=== Written exercise ===
Make an exact copy of the entries below.

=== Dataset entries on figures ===

============

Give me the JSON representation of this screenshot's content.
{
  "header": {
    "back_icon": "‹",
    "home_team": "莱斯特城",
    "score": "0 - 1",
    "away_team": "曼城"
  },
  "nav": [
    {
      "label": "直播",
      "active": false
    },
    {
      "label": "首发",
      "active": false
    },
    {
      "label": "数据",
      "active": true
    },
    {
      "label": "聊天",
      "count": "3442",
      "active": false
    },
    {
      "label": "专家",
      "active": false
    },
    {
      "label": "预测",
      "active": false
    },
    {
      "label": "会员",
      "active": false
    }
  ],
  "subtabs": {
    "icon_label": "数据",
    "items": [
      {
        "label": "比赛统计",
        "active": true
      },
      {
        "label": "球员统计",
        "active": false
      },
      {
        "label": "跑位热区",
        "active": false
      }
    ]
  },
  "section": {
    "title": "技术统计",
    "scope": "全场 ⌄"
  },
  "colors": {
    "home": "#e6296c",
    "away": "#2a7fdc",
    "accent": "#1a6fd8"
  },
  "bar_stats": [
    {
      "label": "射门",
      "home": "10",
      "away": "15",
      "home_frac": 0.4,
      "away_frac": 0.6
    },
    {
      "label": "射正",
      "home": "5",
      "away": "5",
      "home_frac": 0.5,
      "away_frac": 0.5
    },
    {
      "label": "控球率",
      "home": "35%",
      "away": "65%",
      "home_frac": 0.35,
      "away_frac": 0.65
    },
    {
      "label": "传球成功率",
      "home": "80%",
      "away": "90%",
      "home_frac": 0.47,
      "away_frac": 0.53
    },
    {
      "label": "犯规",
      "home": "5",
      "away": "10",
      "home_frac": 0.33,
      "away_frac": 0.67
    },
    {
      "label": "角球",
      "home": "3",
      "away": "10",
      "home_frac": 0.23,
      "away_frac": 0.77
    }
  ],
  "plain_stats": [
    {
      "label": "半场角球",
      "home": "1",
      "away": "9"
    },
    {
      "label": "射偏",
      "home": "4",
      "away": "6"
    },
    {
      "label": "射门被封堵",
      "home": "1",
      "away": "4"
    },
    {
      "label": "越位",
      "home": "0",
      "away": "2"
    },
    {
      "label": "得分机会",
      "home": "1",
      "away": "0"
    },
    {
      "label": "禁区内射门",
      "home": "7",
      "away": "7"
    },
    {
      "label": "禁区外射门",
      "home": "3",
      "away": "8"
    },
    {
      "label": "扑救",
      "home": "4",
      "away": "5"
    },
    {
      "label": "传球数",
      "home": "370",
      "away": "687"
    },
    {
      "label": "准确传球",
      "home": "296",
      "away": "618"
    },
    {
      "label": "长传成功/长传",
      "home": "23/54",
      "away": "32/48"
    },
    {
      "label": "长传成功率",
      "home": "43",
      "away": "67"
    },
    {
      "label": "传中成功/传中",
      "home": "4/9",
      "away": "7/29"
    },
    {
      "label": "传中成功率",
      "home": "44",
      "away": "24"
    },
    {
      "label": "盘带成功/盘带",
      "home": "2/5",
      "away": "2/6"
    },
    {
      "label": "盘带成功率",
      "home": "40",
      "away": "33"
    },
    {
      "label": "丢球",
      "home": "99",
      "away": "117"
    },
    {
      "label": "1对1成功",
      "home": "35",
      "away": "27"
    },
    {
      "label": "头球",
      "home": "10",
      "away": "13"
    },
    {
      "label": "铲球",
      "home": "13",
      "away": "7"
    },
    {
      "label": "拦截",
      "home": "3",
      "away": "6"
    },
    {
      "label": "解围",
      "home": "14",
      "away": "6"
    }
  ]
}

============

=== Reply to the exercise ===
Give me the JSON representation of this screenshot's content.
{
  "header": {
    "back_icon": "‹",
    "home_team": "莱斯特城",
    "score": "0 - 1",
    "away_team": "曼城"
  },
  "nav": [
    {
      "label": "直播",
      "active": false
    },
    {
      "label": "首发",
      "active": false
    },
    {
      "label": "数据",
      "active": true
    },
    {
      "label": "聊天",
      "count": "3442",
      "active": false
    },
    {
      "label": "专家",
      "active": false
    },
    {
      "label": "预测",
      "active": false
    },
    {
      "label": "会员",
      "active": false
    }
  ],
  "subtabs": {
    "icon_label": "数据",
    "items": [
      {
        "label": "比赛统计",
        "active": true
      },
      {
        "label": "球员统计",
        "active": false
      },
      {
        "label": "跑位热区",
        "active": false
      }
    ]
  },
  "section": {
    "title": "技术统计",
    "scope": "全场 ⌄"
  },
  "colors": {
    "home": "#e6296c",
    "away": "#2a7fdc",
    "accent": "#1a6fd8"
  },
  "bar_stats": [
    {
      "label": "射门",
      "home": "10",
      "away": "15",
      "home_frac": 0.4,
      "away_frac": 0.6
    },
    {
      "label": "射正",
      "home": "5",
      "away": "5",
      "home_frac": 0.5,
      "away_frac": 0.5
    },
    {
      "label": "控球率",
      "home": "35%",
      "away": "65%",
      "home_frac": 0.35,
      "away_frac": 0.65
    },
    {
      "label": "传球成功率",
      "home": "80%",
      "away": "90%",
      "home_frac": 0.47,
      "away_frac": 0.53
    },
    {
      "label": "犯规",
      "home": "5",
      "away": "10",
      "home_frac": 0.33,
      "away_frac": 0.67
    },
    {
      "label": "角球",
      "home": "3",
      "away": "10",
      "home_frac": 0.23,
      "away_frac": 0.77
    }
  ],
  "plain_stats": [
    {
      "label": "半场角球",
      "home": "1",
      "away": "9"
    },
    {
      "label": "射偏",
      "home": "4",
      "away": "6"
    },
    {
      "label": "射门被封堵",
      "home": "1",
      "away": "4"
    },
    {
      "label": "越位",
      "home": "0",
      "away": "2"
    },
    {
      "label": "得分机会",
      "home": "1",
      "away": "0"
    },
    {
      "label": "禁区内射门",
      "home": "7",
      "away": "7"
    },
    {
      "label": "禁区外射门",
      "home": "3",
      "away": "8"
    },
    {
      "label": "扑救",
      "home": "4",
      "away": "5"
    },
    {
      "label": "传球数",
      "home": "370",
      "away": "687"
    },
    {
      "label": "准确传球",
      "home": "296",
      "away": "618"
    },
    {
      "label": "长传成功/长传",
      "home": "23/54",
      "away": "32/48"
    },
    {
      "label": "长传成功率",
      "home": "43",
      "away": "67"
    },
    {
      "label": "传中成功/传中",
      "home": "4/9",
      "away": "7/29"
    },
    {
      "label": "传中成功率",
      "home": "44",
      "away": "24"
    },
    {
      "label": "盘带成功/盘带",
      "home": "2/5",
      "away": "2/6"
    },
    {
      "label": "盘带成功率",
      "home": "40",
      "away": "33"
    },
    {
      "label": "丢球",
      "home": "99",
      "away": "117"
    },
    {
      "label": "1对1成功",
      "home": "35",
      "away": "27"
    },
    {
      "label": "头球",
      "home": "10",
      "away": "13"
    },
    {
      "label": "铲球",
      "home": "13",
      "away": "7"
    },
    {
      "label": "拦截",
      "home": "3",
      "away": "6"
    },
    {
      "label": "解围",
      "home": "14",
      "away": "6"
    }
  ]
}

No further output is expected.